WHAT THE TASK ASKS: Select all lines with the string "this" in them, and copy those lines.
* START *
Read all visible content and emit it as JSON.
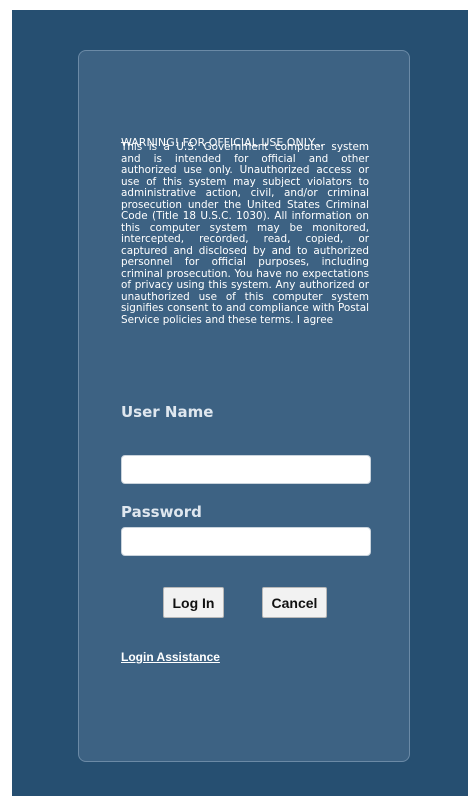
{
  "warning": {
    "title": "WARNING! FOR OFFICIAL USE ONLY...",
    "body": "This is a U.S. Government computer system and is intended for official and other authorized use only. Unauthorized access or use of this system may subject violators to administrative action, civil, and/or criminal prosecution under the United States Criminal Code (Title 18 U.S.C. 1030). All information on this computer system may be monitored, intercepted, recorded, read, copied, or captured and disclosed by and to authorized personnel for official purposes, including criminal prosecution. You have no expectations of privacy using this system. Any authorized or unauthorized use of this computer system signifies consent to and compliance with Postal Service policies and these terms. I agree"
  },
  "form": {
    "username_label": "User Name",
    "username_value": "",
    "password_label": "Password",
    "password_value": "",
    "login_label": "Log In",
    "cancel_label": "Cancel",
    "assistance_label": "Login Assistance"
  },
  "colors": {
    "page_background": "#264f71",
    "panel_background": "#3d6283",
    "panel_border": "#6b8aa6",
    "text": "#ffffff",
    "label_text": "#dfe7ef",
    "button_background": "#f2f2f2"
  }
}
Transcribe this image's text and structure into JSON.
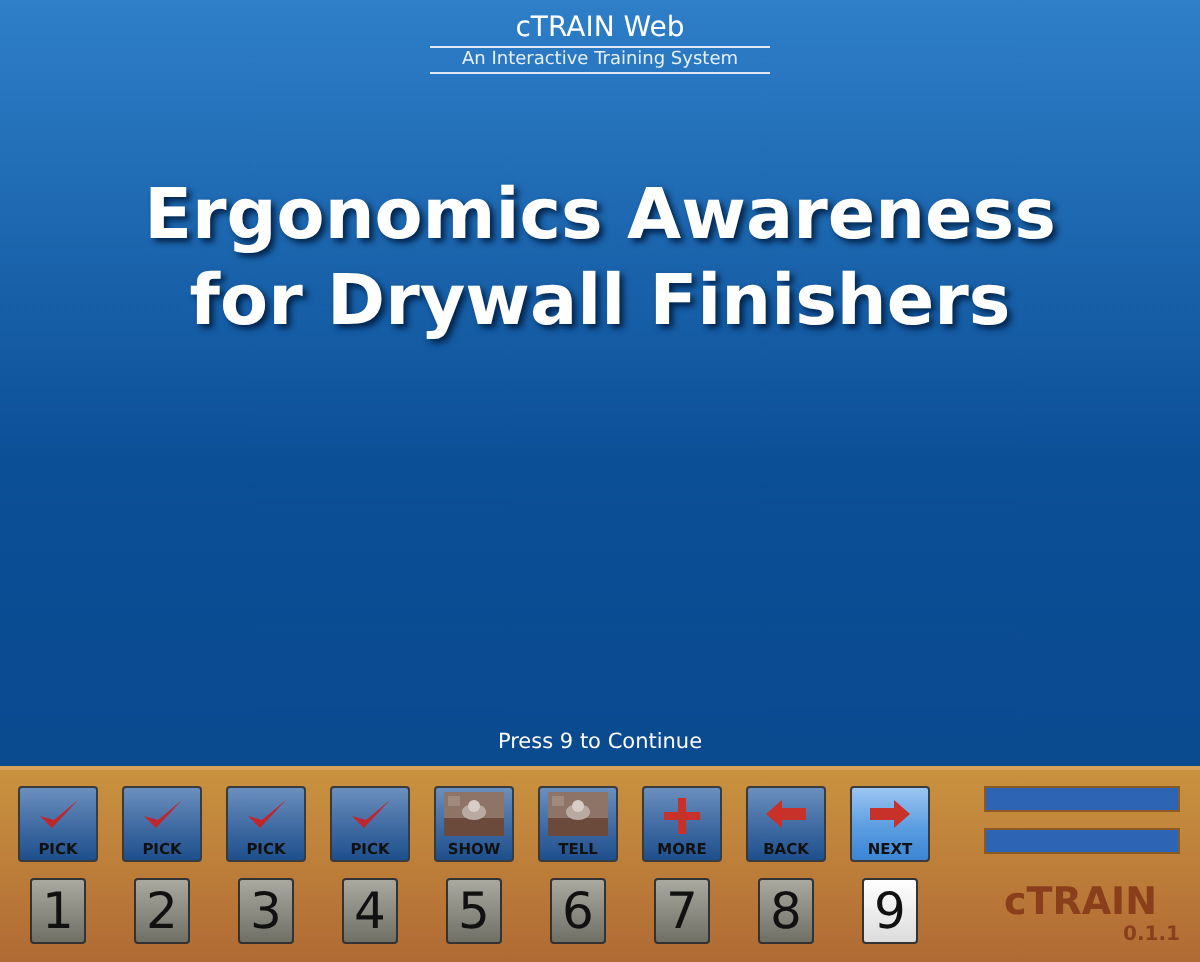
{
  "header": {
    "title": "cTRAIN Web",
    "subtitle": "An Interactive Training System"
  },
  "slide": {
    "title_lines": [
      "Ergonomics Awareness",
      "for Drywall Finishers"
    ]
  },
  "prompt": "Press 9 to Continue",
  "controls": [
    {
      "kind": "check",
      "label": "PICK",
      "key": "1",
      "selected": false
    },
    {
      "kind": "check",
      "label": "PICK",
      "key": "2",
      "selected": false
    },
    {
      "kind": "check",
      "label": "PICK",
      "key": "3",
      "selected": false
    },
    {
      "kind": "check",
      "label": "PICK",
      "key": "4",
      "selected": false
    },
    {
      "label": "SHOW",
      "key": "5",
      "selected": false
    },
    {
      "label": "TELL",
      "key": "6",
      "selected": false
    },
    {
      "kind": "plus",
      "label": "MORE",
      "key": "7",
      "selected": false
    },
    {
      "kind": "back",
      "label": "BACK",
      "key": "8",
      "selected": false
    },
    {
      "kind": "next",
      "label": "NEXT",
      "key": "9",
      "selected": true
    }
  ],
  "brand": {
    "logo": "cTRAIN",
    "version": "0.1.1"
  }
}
* END *
WORKED ANSWER:
    "body": "This is a U.S. Government computer system and is intended for official and other authorized use only. Unauthorized access or use of this system may subject violators to administrative action, civil, and/or criminal prosecution under the United States Criminal Code (Title 18 U.S.C. 1030). All information on this computer system may be monitored, intercepted, recorded, read, copied, or captured and disclosed by and to authorized personnel for official purposes, including criminal prosecution. You have no expectations of privacy using this system. Any authorized or unauthorized use of this computer system signifies consent to and compliance with Postal Service policies and these terms. I agree"
Transcribe this image's text and structure into JSON.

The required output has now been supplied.